To do:
Only the number is wanted: how many lines contain the string "Residue"?

─── Records for this exercise ───

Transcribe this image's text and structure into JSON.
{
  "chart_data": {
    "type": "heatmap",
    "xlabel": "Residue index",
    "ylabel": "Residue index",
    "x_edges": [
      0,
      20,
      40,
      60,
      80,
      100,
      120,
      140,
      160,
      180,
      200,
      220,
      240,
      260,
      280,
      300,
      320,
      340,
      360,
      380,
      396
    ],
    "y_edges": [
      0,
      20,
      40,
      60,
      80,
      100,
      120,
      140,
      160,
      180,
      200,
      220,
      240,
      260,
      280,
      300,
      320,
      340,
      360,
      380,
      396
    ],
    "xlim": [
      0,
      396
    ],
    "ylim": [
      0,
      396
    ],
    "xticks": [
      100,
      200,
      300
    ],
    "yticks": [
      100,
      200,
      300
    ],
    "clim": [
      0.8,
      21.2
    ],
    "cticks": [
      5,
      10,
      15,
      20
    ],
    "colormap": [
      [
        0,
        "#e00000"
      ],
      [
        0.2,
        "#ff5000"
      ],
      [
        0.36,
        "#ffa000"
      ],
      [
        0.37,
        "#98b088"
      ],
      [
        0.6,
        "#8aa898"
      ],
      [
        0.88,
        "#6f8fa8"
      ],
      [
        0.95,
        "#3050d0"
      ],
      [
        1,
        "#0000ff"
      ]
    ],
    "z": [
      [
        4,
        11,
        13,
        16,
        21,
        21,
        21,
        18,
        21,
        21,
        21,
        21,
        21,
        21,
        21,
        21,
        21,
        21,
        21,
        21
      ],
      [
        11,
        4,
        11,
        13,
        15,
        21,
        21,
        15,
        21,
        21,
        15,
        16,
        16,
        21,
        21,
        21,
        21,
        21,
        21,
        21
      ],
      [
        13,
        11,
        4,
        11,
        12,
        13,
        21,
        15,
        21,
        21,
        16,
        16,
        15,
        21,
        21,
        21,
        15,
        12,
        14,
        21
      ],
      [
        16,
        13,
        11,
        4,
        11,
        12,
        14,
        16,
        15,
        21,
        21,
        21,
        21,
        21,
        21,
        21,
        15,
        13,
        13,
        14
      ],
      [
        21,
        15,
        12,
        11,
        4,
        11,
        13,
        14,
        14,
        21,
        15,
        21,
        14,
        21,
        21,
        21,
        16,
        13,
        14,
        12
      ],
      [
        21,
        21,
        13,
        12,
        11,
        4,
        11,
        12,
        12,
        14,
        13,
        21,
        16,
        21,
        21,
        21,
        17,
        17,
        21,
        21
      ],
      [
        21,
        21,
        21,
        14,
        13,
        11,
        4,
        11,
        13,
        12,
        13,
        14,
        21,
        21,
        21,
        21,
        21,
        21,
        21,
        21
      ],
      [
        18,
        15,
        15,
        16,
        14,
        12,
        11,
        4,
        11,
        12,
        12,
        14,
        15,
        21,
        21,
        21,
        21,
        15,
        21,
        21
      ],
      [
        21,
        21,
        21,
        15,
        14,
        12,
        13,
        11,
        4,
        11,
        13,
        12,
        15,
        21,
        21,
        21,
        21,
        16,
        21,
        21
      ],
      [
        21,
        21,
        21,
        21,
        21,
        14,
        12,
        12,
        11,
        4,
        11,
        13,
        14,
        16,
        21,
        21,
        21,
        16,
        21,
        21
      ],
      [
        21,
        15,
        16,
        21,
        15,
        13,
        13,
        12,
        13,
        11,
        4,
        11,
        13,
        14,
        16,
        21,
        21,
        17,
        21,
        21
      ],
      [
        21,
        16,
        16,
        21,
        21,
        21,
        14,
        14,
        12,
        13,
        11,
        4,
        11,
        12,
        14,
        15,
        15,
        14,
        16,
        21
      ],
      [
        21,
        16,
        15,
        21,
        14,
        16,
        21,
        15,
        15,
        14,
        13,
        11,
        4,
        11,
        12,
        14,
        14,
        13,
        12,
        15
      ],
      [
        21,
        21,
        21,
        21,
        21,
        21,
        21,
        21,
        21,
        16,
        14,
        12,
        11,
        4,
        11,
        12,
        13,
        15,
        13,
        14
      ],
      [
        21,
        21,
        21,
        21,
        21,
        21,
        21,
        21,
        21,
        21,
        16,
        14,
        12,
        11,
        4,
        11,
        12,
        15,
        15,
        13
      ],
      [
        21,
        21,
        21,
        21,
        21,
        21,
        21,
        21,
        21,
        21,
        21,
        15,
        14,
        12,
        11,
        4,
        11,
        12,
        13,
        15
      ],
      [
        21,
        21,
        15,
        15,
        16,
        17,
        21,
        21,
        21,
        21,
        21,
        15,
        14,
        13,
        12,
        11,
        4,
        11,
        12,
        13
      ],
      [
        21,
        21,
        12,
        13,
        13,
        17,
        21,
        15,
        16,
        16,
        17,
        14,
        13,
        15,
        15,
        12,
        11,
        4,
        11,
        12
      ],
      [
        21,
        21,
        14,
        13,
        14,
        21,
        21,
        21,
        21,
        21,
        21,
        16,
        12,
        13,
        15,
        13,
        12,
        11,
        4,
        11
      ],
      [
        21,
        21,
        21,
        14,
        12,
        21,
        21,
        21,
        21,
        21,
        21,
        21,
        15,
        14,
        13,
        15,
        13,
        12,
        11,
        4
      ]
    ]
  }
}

───

Problem solution:
2